Short problem: From the material below, list every line containing "this".

[Data records]

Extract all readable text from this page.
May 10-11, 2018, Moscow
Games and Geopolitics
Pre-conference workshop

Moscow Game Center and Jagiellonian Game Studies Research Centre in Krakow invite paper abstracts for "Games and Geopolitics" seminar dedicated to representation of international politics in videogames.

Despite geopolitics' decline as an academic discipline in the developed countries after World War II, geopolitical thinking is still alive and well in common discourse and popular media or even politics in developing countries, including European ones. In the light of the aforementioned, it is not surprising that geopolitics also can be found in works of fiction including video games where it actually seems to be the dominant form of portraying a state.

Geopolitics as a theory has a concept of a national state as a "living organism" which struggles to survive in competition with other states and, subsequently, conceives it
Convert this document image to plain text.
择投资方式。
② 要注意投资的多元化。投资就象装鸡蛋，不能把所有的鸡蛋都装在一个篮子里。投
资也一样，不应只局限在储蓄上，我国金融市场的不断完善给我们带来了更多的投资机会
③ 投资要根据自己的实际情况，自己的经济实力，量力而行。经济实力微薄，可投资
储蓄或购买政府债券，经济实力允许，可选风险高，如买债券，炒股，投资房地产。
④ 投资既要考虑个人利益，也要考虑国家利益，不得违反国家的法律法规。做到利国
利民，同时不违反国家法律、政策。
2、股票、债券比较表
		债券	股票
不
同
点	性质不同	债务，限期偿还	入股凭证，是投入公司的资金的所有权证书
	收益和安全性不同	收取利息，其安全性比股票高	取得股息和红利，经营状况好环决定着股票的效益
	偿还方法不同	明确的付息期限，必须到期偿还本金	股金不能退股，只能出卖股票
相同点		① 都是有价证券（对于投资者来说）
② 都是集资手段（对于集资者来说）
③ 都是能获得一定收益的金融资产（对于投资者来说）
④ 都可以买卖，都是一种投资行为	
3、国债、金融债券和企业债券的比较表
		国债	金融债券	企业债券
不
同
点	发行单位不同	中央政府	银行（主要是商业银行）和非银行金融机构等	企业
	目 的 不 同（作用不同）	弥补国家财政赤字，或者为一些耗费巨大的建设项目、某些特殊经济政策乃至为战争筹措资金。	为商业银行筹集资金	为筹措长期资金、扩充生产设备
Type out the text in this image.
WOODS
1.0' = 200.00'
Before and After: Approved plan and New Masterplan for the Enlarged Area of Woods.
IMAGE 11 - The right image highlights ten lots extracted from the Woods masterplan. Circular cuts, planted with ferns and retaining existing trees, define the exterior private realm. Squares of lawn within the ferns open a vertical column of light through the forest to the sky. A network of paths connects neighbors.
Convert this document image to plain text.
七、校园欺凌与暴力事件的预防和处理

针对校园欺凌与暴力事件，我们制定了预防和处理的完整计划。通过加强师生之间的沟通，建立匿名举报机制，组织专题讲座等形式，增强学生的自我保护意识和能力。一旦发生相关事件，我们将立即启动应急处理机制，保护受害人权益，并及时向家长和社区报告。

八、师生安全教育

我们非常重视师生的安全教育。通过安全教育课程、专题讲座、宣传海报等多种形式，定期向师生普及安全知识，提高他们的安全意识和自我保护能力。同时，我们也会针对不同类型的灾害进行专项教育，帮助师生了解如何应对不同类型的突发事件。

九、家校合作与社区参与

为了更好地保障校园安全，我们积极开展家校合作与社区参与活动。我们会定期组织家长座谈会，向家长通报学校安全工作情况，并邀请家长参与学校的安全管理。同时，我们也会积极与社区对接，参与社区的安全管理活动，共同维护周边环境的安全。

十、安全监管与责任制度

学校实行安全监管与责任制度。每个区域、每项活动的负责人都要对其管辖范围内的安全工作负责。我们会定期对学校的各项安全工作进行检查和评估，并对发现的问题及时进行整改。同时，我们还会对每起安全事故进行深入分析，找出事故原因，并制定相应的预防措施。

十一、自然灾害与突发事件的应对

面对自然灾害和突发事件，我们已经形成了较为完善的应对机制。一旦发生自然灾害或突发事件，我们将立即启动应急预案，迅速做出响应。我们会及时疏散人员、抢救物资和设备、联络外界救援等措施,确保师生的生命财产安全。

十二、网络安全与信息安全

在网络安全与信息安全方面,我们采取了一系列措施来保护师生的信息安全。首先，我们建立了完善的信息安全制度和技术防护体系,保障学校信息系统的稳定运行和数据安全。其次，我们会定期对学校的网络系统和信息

Complete output:
Extract all readable text from this page.
Convert this document image to plain text.
Type out the text in this image.
Convert this document image to plain text.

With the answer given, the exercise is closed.